▶ _Given instruction_
Track down the lines that contain "screenshot" and copy them.

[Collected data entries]
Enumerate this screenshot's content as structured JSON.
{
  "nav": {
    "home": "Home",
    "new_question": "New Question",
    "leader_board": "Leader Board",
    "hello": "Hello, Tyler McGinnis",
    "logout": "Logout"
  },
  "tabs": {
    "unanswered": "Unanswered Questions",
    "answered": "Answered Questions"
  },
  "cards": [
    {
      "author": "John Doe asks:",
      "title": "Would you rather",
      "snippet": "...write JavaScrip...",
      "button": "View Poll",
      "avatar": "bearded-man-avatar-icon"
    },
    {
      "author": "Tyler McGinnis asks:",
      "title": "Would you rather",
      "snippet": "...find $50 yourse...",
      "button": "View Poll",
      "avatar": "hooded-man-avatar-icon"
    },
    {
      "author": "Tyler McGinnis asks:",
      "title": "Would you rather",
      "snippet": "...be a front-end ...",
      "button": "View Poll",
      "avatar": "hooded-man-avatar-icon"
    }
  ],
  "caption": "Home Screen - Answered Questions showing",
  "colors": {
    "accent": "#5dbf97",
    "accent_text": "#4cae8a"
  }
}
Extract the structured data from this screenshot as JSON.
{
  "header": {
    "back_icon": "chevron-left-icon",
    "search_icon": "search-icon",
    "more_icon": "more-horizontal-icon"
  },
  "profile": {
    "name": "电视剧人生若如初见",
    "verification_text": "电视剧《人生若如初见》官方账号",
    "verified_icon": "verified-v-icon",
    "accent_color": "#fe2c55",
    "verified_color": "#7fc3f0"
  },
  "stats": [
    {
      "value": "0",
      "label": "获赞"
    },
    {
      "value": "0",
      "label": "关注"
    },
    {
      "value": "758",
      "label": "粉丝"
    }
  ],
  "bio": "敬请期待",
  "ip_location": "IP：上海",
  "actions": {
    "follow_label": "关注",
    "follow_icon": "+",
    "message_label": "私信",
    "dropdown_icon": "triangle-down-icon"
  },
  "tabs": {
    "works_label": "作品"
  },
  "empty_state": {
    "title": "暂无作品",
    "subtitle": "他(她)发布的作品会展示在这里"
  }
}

▶ _Completed task_
Enumerate this screenshot's content as structured JSON.
Extract the structured data from this screenshot as JSON.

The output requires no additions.